All of the records shown below need to be copied with no differences.

-------- DATA FOR PROCESSING --------

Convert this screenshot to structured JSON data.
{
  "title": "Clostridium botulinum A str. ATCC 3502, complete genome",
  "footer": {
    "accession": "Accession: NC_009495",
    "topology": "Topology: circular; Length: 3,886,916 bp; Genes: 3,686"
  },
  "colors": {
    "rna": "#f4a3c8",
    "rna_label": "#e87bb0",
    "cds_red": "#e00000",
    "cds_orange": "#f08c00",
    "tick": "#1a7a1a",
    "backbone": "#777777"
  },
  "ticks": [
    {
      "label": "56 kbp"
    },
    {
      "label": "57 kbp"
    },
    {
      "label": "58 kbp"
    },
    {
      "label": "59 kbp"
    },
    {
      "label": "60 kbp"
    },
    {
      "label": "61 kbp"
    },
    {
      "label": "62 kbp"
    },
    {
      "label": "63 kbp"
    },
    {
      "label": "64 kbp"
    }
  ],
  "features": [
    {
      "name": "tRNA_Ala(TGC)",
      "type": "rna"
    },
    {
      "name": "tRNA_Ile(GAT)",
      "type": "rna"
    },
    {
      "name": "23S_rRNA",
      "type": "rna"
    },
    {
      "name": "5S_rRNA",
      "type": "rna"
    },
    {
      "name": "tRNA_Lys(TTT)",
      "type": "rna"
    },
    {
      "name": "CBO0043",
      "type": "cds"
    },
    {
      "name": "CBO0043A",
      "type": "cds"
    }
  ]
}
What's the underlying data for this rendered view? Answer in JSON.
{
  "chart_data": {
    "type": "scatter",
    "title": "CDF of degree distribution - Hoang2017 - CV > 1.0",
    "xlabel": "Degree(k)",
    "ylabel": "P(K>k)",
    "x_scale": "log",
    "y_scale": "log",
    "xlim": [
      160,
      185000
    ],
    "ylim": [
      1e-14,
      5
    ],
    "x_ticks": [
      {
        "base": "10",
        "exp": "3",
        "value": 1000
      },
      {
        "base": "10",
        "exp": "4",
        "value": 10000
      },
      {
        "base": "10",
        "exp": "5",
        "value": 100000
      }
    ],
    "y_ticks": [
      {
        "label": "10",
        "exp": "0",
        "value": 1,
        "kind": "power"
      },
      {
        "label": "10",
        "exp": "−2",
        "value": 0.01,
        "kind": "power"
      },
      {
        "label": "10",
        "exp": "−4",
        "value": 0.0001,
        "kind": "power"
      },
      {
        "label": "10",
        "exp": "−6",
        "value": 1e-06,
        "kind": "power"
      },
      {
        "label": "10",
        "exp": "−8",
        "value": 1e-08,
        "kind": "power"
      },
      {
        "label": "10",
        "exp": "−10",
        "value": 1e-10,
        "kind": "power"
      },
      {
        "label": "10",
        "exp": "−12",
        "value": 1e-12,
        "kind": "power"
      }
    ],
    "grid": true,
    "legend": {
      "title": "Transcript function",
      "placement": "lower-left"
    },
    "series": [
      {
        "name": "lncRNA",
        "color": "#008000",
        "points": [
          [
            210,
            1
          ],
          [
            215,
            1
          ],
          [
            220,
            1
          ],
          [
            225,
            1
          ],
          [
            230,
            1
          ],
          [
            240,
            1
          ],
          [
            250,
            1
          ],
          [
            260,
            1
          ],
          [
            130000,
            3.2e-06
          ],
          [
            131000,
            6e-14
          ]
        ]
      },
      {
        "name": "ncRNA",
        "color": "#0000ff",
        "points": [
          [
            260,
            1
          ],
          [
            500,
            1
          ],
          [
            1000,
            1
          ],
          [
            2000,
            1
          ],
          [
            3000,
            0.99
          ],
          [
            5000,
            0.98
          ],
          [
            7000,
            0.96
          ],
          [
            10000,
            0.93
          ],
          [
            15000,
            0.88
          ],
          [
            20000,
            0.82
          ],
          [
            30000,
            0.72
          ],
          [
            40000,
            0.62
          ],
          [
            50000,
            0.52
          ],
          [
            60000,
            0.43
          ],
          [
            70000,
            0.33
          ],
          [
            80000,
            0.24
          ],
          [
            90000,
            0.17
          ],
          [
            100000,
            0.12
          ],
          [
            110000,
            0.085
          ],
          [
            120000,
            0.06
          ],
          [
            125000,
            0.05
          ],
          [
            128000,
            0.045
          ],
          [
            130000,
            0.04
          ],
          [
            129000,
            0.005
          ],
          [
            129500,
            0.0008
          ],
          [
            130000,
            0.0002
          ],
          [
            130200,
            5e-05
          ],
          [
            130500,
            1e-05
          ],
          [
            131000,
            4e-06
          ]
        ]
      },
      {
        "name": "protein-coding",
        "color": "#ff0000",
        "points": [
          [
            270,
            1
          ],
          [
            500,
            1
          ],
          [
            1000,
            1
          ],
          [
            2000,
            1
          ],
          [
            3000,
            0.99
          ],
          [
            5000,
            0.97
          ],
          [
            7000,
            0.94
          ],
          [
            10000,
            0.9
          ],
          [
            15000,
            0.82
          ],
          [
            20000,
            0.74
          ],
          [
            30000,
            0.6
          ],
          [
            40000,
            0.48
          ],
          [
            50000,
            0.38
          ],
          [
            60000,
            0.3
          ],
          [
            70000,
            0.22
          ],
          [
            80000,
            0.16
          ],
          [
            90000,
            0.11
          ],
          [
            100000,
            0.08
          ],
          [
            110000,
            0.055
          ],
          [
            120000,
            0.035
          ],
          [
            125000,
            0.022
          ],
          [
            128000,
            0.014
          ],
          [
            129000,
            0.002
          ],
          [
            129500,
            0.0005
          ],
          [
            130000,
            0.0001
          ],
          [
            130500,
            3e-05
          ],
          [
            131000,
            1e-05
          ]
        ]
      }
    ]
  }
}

--------

**RESPONSE AREA**:
Convert this screenshot to structured JSON data.
{
  "title": "Clostridium botulinum A str. ATCC 3502, complete genome",
  "footer": {
    "accession": "Accession: NC_009495",
    "topology": "Topology: circular; Length: 3,886,916 bp; Genes: 3,686"
  },
  "colors": {
    "rna": "#f4a3c8",
    "rna_label": "#e87bb0",
    "cds_red": "#e00000",
    "cds_orange": "#f08c00",
    "tick": "#1a7a1a",
    "backbone": "#777777"
  },
  "ticks": [
    {
      "label": "56 kbp"
    },
    {
      "label": "57 kbp"
    },
    {
      "label": "58 kbp"
    },
    {
      "label": "59 kbp"
    },
    {
      "label": "60 kbp"
    },
    {
      "label": "61 kbp"
    },
    {
      "label": "62 kbp"
    },
    {
      "label": "63 kbp"
    },
    {
      "label": "64 kbp"
    }
  ],
  "features": [
    {
      "name": "tRNA_Ala(TGC)",
      "type": "rna"
    },
    {
      "name": "tRNA_Ile(GAT)",
      "type": "rna"
    },
    {
      "name": "23S_rRNA",
      "type": "rna"
    },
    {
      "name": "5S_rRNA",
      "type": "rna"
    },
    {
      "name": "tRNA_Lys(TTT)",
      "type": "rna"
    },
    {
      "name": "CBO0043",
      "type": "cds"
    },
    {
      "name": "CBO0043A",
      "type": "cds"
    }
  ]
}
What's the underlying data for this rendered view? Answer in JSON.
{
  "chart_data": {
    "type": "scatter",
    "title": "CDF of degree distribution - Hoang2017 - CV > 1.0",
    "xlabel": "Degree(k)",
    "ylabel": "P(K>k)",
    "x_scale": "log",
    "y_scale": "log",
    "xlim": [
      160,
      185000
    ],
    "ylim": [
      1e-14,
      5
    ],
    "x_ticks": [
      {
        "base": "10",
        "exp": "3",
        "value": 1000
      },
      {
        "base": "10",
        "exp": "4",
        "value": 10000
      },
      {
        "base": "10",
        "exp": "5",
        "value": 100000
      }
    ],
    "y_ticks": [
      {
        "label": "10",
        "exp": "0",
        "value": 1,
        "kind": "power"
      },
      {
        "label": "10",
        "exp": "−2",
        "value": 0.01,
        "kind": "power"
      },
      {
        "label": "10",
        "exp": "−4",
        "value": 0.0001,
        "kind": "power"
      },
      {
        "label": "10",
        "exp": "−6",
        "value": 1e-06,
        "kind": "power"
      },
      {
        "label": "10",
        "exp": "−8",
        "value": 1e-08,
        "kind": "power"
      },
      {
        "label": "10",
        "exp": "−10",
        "value": 1e-10,
        "kind": "power"
      },
      {
        "label": "10",
        "exp": "−12",
        "value": 1e-12,
        "kind": "power"
      }
    ],
    "grid": true,
    "legend": {
      "title": "Transcript function",
      "placement": "lower-left"
    },
    "series": [
      {
        "name": "lncRNA",
        "color": "#008000",
        "points": [
          [
            210,
            1
          ],
          [
            215,
            1
          ],
          [
            220,
            1
          ],
          [
            225,
            1
          ],
          [
            230,
            1
          ],
          [
            240,
            1
          ],
          [
            250,
            1
          ],
          [
            260,
            1
          ],
          [
            130000,
            3.2e-06
          ],
          [
            131000,
            6e-14
          ]
        ]
      },
      {
        "name": "ncRNA",
        "color": "#0000ff",
        "points": [
          [
            260,
            1
          ],
          [
            500,
            1
          ],
          [
            1000,
            1
          ],
          [
            2000,
            1
          ],
          [
            3000,
            0.99
          ],
          [
            5000,
            0.98
          ],
          [
            7000,
            0.96
          ],
          [
            10000,
            0.93
          ],
          [
            15000,
            0.88
          ],
          [
            20000,
            0.82
          ],
          [
            30000,
            0.72
          ],
          [
            40000,
            0.62
          ],
          [
            50000,
            0.52
          ],
          [
            60000,
            0.43
          ],
          [
            70000,
            0.33
          ],
          [
            80000,
            0.24
          ],
          [
            90000,
            0.17
          ],
          [
            100000,
            0.12
          ],
          [
            110000,
            0.085
          ],
          [
            120000,
            0.06
          ],
          [
            125000,
            0.05
          ],
          [
            128000,
            0.045
          ],
          [
            130000,
            0.04
          ],
          [
            129000,
            0.005
          ],
          [
            129500,
            0.0008
          ],
          [
            130000,
            0.0002
          ],
          [
            130200,
            5e-05
          ],
          [
            130500,
            1e-05
          ],
          [
            131000,
            4e-06
          ]
        ]
      },
      {
        "name": "protein-coding",
        "color": "#ff0000",
        "points": [
          [
            270,
            1
          ],
          [
            500,
            1
          ],
          [
            1000,
            1
          ],
          [
            2000,
            1
          ],
          [
            3000,
            0.99
          ],
          [
            5000,
            0.97
          ],
          [
            7000,
            0.94
          ],
          [
            10000,
            0.9
          ],
          [
            15000,
            0.82
          ],
          [
            20000,
            0.74
          ],
          [
            30000,
            0.6
          ],
          [
            40000,
            0.48
          ],
          [
            50000,
            0.38
          ],
          [
            60000,
            0.3
          ],
          [
            70000,
            0.22
          ],
          [
            80000,
            0.16
          ],
          [
            90000,
            0.11
          ],
          [
            100000,
            0.08
          ],
          [
            110000,
            0.055
          ],
          [
            120000,
            0.035
          ],
          [
            125000,
            0.022
          ],
          [
            128000,
            0.014
          ],
          [
            129000,
            0.002
          ],
          [
            129500,
            0.0005
          ],
          [
            130000,
            0.0001
          ],
          [
            130500,
            3e-05
          ],
          [
            131000,
            1e-05
          ]
        ]
      }
    ]
  }
}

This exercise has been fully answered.